**Tasks to perform:**
a: Translate this sentence from the article on the TikTok moderators' lawsuit into Spanish: "Former moderators for TikTok sued the social media giant on Thursday over the emotional cost of the disturbing and graphic content they were exposed to on the job, reports NPR."
b: Reproduce the passage of the TikTok lawsuit article starting at "Updated: March 25, 2022" and ending at "job, reports NPR.", swapping "social media giant" for "video-sharing platform".
c: Carry on the article about the former TikTok moderators' lawsuit from the point where it stops.

*** Source text ***

Former moderators for TikTok sued the social media giant on Thursday over the emotional cost of the disturbing and graphic content they were exposed to on the job

March 25, 2022 8:24am

Updated: March 25, 2022 8:24am

Former moderators for TikTok sued the social media giant on Thursday over the emotional cost of the disturbing and graphic content they were exposed to on the job, reports NPR.

"Underage nude children was the plethora of what I saw," said Ashley Velez, one of the plaintiffs and mother of two. "People like us have to filter out the unsavory content. Somebody has to suffer and see this stuff so nobody else has to."

Velez and another former moderator, Reece Young, have filed a federal lawsuit seeking class action status against TikTok and its parent company ByteDance, accusing it of negligence and saying it broke California labor laws by not protecting them from the emotional trauma caused by reviewing hundreds of “highly toxic and extremely disturbing” videos every week.

“Defendants have failed to provide a safe workplace for the thousands of contractors who are the gatekeepers between the unfiltered, disgusting and offensive content uploaded to the App and the hundreds of millions of people who use the App every day,” states the lawsuit.

The suit describes the “graphic and objectionable content” uploaded to TikTok included child sexual abuse, rape, torture, bestiality, beheadings, suicide and murder.

*** End of Source text ***
*** Record set ***

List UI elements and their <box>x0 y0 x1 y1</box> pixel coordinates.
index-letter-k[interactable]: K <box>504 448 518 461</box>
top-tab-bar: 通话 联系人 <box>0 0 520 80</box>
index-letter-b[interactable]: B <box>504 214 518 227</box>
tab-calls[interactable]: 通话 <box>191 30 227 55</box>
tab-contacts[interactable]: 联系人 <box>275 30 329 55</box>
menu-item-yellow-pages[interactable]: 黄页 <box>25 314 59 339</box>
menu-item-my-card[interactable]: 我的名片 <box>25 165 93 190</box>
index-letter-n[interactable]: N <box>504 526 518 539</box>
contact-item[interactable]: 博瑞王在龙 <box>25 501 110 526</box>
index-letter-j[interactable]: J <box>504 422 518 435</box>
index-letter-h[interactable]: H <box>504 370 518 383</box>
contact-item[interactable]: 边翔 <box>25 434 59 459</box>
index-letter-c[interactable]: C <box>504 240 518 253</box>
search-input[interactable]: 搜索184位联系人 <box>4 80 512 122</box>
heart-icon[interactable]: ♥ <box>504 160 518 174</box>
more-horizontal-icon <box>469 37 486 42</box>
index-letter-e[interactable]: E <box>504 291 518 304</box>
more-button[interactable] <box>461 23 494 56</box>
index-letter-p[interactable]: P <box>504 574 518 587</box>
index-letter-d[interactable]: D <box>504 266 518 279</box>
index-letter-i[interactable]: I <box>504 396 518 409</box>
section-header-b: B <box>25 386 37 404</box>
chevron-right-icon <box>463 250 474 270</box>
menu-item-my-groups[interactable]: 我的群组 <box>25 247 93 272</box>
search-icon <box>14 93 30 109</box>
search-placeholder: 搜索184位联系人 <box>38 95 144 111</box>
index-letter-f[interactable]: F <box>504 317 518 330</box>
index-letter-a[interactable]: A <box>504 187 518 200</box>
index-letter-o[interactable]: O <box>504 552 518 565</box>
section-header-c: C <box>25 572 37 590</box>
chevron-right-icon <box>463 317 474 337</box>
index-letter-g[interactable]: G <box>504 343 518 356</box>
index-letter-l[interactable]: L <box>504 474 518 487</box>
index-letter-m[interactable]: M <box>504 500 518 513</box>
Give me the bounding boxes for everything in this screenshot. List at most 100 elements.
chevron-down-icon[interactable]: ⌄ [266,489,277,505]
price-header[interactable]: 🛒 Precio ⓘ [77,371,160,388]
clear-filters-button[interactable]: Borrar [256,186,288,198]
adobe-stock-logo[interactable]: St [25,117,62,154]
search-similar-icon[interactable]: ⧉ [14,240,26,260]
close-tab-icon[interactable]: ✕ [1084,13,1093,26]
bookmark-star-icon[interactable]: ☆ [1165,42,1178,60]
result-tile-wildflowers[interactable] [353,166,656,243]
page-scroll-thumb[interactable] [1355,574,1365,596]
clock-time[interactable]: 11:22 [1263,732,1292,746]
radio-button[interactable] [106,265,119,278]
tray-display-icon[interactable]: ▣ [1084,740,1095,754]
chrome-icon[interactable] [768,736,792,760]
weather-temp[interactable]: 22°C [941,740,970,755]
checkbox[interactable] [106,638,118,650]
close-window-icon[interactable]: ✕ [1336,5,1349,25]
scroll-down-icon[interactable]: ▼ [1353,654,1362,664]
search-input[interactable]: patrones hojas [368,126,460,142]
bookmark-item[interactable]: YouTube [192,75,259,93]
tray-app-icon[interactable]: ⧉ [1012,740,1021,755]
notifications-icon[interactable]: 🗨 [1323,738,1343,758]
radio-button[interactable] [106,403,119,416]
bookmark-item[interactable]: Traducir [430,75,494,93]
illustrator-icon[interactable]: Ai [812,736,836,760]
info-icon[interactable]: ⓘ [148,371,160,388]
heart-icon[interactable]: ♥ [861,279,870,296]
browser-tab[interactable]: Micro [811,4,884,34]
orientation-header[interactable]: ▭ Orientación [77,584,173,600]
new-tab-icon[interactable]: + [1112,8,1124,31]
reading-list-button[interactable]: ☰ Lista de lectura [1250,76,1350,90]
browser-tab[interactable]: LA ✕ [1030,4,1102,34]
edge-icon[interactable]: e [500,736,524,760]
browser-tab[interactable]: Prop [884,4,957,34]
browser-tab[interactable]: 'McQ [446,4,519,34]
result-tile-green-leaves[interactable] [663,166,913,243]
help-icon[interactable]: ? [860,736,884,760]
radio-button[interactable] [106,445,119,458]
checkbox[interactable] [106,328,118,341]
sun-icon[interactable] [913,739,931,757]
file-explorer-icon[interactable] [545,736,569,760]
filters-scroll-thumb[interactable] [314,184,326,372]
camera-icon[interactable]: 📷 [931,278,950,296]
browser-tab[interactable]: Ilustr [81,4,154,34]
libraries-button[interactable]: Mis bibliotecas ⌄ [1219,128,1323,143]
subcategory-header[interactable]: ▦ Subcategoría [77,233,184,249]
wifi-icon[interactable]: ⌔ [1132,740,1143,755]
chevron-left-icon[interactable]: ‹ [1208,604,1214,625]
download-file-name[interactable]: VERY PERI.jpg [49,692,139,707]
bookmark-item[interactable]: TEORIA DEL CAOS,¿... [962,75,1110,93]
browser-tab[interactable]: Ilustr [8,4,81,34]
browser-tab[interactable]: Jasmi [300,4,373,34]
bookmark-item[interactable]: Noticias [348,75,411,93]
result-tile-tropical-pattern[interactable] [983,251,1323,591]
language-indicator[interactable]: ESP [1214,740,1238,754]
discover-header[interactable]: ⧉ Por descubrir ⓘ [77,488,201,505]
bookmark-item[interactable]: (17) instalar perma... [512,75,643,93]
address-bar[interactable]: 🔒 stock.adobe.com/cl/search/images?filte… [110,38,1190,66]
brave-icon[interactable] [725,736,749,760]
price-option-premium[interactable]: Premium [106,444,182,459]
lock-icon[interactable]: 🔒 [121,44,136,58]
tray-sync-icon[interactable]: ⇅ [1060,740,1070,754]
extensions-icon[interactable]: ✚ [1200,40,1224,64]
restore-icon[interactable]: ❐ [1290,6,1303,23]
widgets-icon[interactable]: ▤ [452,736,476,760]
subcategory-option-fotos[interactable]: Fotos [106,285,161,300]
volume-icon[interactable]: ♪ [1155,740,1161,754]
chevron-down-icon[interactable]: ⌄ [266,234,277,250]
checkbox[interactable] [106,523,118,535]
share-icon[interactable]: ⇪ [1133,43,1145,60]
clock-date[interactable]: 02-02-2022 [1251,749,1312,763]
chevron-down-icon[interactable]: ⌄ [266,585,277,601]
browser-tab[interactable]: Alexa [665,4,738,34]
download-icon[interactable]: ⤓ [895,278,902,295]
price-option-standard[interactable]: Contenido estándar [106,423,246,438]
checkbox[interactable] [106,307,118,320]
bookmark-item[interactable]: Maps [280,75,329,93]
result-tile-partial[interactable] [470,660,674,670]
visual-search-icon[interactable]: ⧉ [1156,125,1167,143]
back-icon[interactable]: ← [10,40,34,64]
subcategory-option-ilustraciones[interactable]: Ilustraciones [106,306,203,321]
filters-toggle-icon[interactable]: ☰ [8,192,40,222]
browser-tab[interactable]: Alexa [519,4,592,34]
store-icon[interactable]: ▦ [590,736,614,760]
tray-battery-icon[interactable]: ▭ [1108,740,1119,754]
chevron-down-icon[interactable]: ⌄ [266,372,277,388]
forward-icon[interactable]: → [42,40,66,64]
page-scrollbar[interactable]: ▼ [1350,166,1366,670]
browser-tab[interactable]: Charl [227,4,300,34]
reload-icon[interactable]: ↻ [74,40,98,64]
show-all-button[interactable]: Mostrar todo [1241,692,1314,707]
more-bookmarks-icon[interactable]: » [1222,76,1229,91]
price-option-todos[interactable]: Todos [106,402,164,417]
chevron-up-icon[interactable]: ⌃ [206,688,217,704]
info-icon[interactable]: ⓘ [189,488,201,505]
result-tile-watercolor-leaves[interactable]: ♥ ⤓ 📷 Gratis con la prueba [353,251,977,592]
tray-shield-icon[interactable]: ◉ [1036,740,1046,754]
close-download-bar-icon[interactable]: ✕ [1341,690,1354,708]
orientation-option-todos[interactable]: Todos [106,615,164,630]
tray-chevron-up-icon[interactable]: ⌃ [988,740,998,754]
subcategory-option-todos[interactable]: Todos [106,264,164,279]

*** End of Record set ***

**Task responses:**
a: Exmoderadores de TikTok demandaron el jueves al gigante de las redes sociales por el costo emocional del contenido perturbador y gráfico al que estuvieron expuestos en el trabajo, informa NPR.

b:
Updated: March 25, 2022 8:24am

Former moderators for TikTok sued the video-sharing platform on Thursday over the emotional cost of the disturbing and graphic content they were exposed to on the job, reports NPR.

c:
"We would see death and graphic, graphic pornography. I would see nude underage children every day," said Velez, who lives in Las Vegas. "I would see people get shot in the face, and another video of a kid getting beaten made me cry for two hours straight."

The plaintiffs claim that although they were contractors for two different companies, they were both subject to the same schedule and quotas set by TikTok and ByteDance. Moderators were expected to review videos within 25 seconds and decide with more than 80% accuracy whether they broke one of TikTok’s rules.

The suit alleges that moderators often watched multiple videos at once to meet quotas.

Velez and Young also accuse TikTok and ByteDance of creating an unsafe work environment by not providing adequate mental health treatment to help deal with the anxiety, depression and post-traumatic stress associated with viewing disturbing videos.

TikTok told NPR that it “strives to promote a caring work environment for our employees and contractors” and that moderators are offered “a range of wellness services.”

The lawyers representing the TikTok moderators also sued Facebook on behalf of thousands of moderators who said they experienced emotional distress on the job. Facebook settled the class-action suit for $52 million in 2020.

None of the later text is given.